■ Challenge ■
Write the material out again exactly.

BEGIN Input material

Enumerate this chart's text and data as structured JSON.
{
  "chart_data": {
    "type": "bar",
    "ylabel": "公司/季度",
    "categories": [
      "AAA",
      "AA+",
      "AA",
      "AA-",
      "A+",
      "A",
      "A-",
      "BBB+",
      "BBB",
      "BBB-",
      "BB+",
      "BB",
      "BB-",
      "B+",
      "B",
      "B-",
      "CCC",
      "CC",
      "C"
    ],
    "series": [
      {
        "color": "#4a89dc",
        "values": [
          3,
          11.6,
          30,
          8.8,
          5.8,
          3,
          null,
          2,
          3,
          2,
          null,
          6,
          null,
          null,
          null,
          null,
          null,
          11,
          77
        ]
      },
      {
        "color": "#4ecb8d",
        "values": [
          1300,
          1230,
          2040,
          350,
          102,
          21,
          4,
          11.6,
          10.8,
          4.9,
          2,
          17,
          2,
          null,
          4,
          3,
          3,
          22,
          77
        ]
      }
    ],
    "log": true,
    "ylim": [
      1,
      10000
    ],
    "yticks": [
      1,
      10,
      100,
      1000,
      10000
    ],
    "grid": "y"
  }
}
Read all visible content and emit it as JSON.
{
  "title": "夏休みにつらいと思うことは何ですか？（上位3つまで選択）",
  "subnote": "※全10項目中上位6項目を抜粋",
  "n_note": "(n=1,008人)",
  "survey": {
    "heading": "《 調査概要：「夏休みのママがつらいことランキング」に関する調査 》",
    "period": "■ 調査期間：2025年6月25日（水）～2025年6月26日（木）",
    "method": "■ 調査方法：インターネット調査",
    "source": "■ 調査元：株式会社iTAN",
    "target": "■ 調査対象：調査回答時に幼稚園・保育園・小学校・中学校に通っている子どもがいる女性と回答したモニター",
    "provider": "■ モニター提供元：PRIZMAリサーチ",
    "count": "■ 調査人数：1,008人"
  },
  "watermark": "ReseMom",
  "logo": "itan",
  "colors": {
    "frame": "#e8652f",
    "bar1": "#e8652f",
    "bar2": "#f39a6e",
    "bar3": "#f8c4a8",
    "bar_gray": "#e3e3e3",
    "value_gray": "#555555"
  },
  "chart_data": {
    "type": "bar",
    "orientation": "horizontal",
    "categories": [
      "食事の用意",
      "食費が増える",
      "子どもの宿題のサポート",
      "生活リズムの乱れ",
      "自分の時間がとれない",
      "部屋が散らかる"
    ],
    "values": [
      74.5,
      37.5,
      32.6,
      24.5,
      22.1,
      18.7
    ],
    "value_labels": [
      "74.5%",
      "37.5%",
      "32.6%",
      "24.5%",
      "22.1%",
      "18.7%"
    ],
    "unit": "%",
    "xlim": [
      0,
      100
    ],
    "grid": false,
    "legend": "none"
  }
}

END Input material

■ Result ■
Enumerate this chart's text and data as structured JSON.
{
  "chart_data": {
    "type": "bar",
    "ylabel": "公司/季度",
    "categories": [
      "AAA",
      "AA+",
      "AA",
      "AA-",
      "A+",
      "A",
      "A-",
      "BBB+",
      "BBB",
      "BBB-",
      "BB+",
      "BB",
      "BB-",
      "B+",
      "B",
      "B-",
      "CCC",
      "CC",
      "C"
    ],
    "series": [
      {
        "color": "#4a89dc",
        "values": [
          3,
          11.6,
          30,
          8.8,
          5.8,
          3,
          null,
          2,
          3,
          2,
          null,
          6,
          null,
          null,
          null,
          null,
          null,
          11,
          77
        ]
      },
      {
        "color": "#4ecb8d",
        "values": [
          1300,
          1230,
          2040,
          350,
          102,
          21,
          4,
          11.6,
          10.8,
          4.9,
          2,
          17,
          2,
          null,
          4,
          3,
          3,
          22,
          77
        ]
      }
    ],
    "log": true,
    "ylim": [
      1,
      10000
    ],
    "yticks": [
      1,
      10,
      100,
      1000,
      10000
    ],
    "grid": "y"
  }
}
Read all visible content and emit it as JSON.
{
  "title": "夏休みにつらいと思うことは何ですか？（上位3つまで選択）",
  "subnote": "※全10項目中上位6項目を抜粋",
  "n_note": "(n=1,008人)",
  "survey": {
    "heading": "《 調査概要：「夏休みのママがつらいことランキング」に関する調査 》",
    "period": "■ 調査期間：2025年6月25日（水）～2025年6月26日（木）",
    "method": "■ 調査方法：インターネット調査",
    "source": "■ 調査元：株式会社iTAN",
    "target": "■ 調査対象：調査回答時に幼稚園・保育園・小学校・中学校に通っている子どもがいる女性と回答したモニター",
    "provider": "■ モニター提供元：PRIZMAリサーチ",
    "count": "■ 調査人数：1,008人"
  },
  "watermark": "ReseMom",
  "logo": "itan",
  "colors": {
    "frame": "#e8652f",
    "bar1": "#e8652f",
    "bar2": "#f39a6e",
    "bar3": "#f8c4a8",
    "bar_gray": "#e3e3e3",
    "value_gray": "#555555"
  },
  "chart_data": {
    "type": "bar",
    "orientation": "horizontal",
    "categories": [
      "食事の用意",
      "食費が増える",
      "子どもの宿題のサポート",
      "生活リズムの乱れ",
      "自分の時間がとれない",
      "部屋が散らかる"
    ],
    "values": [
      74.5,
      37.5,
      32.6,
      24.5,
      22.1,
      18.7
    ],
    "value_labels": [
      "74.5%",
      "37.5%",
      "32.6%",
      "24.5%",
      "22.1%",
      "18.7%"
    ],
    "unit": "%",
    "xlim": [
      0,
      100
    ],
    "grid": false,
    "legend": "none"
  }
}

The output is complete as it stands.